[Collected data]
==========

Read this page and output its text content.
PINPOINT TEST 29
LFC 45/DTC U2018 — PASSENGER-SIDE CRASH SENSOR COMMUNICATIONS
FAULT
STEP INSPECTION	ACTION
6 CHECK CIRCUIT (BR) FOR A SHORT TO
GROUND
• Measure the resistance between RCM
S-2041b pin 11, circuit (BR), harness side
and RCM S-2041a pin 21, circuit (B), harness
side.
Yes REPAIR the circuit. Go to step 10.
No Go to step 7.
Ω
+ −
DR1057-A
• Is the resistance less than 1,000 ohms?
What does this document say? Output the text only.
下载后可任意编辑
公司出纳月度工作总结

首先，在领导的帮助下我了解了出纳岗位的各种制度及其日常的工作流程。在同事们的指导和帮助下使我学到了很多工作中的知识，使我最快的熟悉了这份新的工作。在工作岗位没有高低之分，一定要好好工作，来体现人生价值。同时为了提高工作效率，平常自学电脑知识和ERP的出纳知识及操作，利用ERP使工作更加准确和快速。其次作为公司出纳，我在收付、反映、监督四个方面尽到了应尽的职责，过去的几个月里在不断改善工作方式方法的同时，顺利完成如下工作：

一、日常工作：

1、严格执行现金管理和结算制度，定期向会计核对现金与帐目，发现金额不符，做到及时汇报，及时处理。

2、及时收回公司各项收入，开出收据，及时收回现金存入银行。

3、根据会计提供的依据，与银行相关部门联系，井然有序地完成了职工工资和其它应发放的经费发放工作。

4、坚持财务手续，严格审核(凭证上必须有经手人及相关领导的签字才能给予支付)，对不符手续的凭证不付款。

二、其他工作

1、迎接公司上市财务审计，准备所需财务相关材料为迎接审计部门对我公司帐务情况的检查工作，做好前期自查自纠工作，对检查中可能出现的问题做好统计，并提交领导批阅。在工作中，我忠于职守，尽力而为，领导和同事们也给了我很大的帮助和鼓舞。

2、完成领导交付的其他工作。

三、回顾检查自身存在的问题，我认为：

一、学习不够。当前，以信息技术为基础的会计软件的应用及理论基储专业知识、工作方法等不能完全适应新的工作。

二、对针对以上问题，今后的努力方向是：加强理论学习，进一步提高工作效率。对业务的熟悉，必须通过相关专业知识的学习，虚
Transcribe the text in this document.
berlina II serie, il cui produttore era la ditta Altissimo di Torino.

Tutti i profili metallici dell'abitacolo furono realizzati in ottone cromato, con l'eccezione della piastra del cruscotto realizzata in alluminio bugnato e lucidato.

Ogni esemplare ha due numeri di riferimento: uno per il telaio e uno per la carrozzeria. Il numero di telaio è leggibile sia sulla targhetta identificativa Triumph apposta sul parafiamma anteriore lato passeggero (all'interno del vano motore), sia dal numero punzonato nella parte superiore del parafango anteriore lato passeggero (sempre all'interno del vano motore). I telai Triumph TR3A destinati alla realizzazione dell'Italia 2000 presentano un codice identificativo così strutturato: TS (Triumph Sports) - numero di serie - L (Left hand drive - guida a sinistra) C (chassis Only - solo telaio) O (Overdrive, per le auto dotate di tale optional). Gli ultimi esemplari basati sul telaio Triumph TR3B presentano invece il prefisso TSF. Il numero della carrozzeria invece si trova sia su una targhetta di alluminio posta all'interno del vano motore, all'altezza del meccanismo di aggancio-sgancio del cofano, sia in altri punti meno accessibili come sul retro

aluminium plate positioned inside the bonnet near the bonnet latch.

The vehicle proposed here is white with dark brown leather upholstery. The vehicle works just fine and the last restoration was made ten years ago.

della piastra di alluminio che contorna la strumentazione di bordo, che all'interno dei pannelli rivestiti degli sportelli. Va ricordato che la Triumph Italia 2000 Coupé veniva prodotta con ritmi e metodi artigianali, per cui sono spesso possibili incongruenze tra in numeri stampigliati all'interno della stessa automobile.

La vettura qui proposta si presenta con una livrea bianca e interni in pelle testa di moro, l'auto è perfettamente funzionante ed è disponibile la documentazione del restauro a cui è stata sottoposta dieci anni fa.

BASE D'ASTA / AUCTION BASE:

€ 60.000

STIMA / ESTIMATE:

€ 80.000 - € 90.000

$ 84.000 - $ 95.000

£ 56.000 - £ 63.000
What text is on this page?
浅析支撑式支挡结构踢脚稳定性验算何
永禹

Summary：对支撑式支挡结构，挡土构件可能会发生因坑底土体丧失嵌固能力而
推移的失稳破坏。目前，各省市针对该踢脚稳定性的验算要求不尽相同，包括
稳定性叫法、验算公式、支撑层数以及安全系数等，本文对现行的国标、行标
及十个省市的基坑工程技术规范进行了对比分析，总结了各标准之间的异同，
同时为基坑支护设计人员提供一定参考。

==========

▶ Aim:
In this exercise, repeat all entries exactly.

▶ Completed task:
Read this page and output its text content.
PINPOINT TEST 29
LFC 45/DTC U2018 — PASSENGER-SIDE CRASH SENSOR COMMUNICATIONS
FAULT
STEP INSPECTION	ACTION
6 CHECK CIRCUIT (BR) FOR A SHORT TO
GROUND
• Measure the resistance between RCM
S-2041b pin 11, circuit (BR), harness side
and RCM S-2041a pin 21, circuit (B), harness
side.
Yes REPAIR the circuit. Go to step 10.
No Go to step 7.
Ω
+ −
DR1057-A
• Is the resistance less than 1,000 ohms?
What does this document say? Output the text only.
下载后可任意编辑
公司出纳月度工作总结

首先，在领导的帮助下我了解了出纳岗位的各种制度及其日常的工作流程。在同事们的指导和帮助下使我学到了很多工作中的知识，使我最快的熟悉了这份新的工作。在工作岗位没有高低之分，一定要好好工作，来体现人生价值。同时为了提高工作效率，平常自学电脑知识和ERP的出纳知识及操作，利用ERP使工作更加准确和快速。其次作为公司出纳，我在收付、反映、监督四个方面尽到了应尽的职责，过去的几个月里在不断改善工作方式方法的同时，顺利完成如下工作：

一、日常工作：

1、严格执行现金管理和结算制度，定期向会计核对现金与帐目，发现金额不符，做到及时汇报，及时处理。

2、及时收回公司各项收入，开出收据，及时收回现金存入银行。

3、根据会计提供的依据，与银行相关部门联系，井然有序地完成了职工工资和其它应发放的经费发放工作。

4、坚持财务手续，严格审核(凭证上必须有经手人及相关领导的签字才能给予支付)，对不符手续的凭证不付款。

二、其他工作

1、迎接公司上市财务审计，准备所需财务相关材料为迎接审计部门对我公司帐务情况的检查工作，做好前期自查自纠工作，对检查中可能出现的问题做好统计，并提交领导批阅。在工作中，我忠于职守，尽力而为，领导和同事们也给了我很大的帮助和鼓舞。

2、完成领导交付的其他工作。

三、回顾检查自身存在的问题，我认为：

一、学习不够。当前，以信息技术为基础的会计软件的应用及理论基储专业知识、工作方法等不能完全适应新的工作。

二、对针对以上问题，今后的努力方向是：加强理论学习，进一步提高工作效率。对业务的熟悉，必须通过相关专业知识的学习，虚
Transcribe the text in this document.
berlina II serie, il cui produttore era la ditta Altissimo di Torino.

Tutti i profili metallici dell'abitacolo furono realizzati in ottone cromato, con l'eccezione della piastra del cruscotto realizzata in alluminio bugnato e lucidato.

Ogni esemplare ha due numeri di riferimento: uno per il telaio e uno per la carrozzeria. Il numero di telaio è leggibile sia sulla targhetta identificativa Triumph apposta sul parafiamma anteriore lato passeggero (all'interno del vano motore), sia dal numero punzonato nella parte superiore del parafango anteriore lato passeggero (sempre all'interno del vano motore). I telai Triumph TR3A destinati alla realizzazione dell'Italia 2000 presentano un codice identificativo così strutturato: TS (Triumph Sports) - numero di serie - L (Left hand drive - guida a sinistra) C (chassis Only - solo telaio) O (Overdrive, per le auto dotate di tale optional). Gli ultimi esemplari basati sul telaio Triumph TR3B presentano invece il prefisso TSF. Il numero della carrozzeria invece si trova sia su una targhetta di alluminio posta all'interno del vano motore, all'altezza del meccanismo di aggancio-sgancio del cofano, sia in altri punti meno accessibili come sul retro

aluminium plate positioned inside the bonnet near the bonnet latch.

The vehicle proposed here is white with dark brown leather upholstery. The vehicle works just fine and the last restoration was made ten years ago.

della piastra di alluminio che contorna la strumentazione di bordo, che all'interno dei pannelli rivestiti degli sportelli. Va ricordato che la Triumph Italia 2000 Coupé veniva prodotta con ritmi e metodi artigianali, per cui sono spesso possibili incongruenze tra in numeri stampigliati all'interno della stessa automobile.

La vettura qui proposta si presenta con una livrea bianca e interni in pelle testa di moro, l'auto è perfettamente funzionante ed è disponibile la documentazione del restauro a cui è stata sottoposta dieci anni fa.

BASE D'ASTA / AUCTION BASE:

€ 60.000

STIMA / ESTIMATE:

€ 80.000 - € 90.000

$ 84.000 - $ 95.000

£ 56.000 - £ 63.000
What text is on this page?
浅析支撑式支挡结构踢脚稳定性验算何
永禹

Summary：对支撑式支挡结构，挡土构件可能会发生因坑底土体丧失嵌固能力而
推移的失稳破坏。目前，各省市针对该踢脚稳定性的验算要求不尽相同，包括
稳定性叫法、验算公式、支撑层数以及安全系数等，本文对现行的国标、行标
及十个省市的基坑工程技术规范进行了对比分析，总结了各标准之间的异同，
同时为基坑支护设计人员提供一定参考。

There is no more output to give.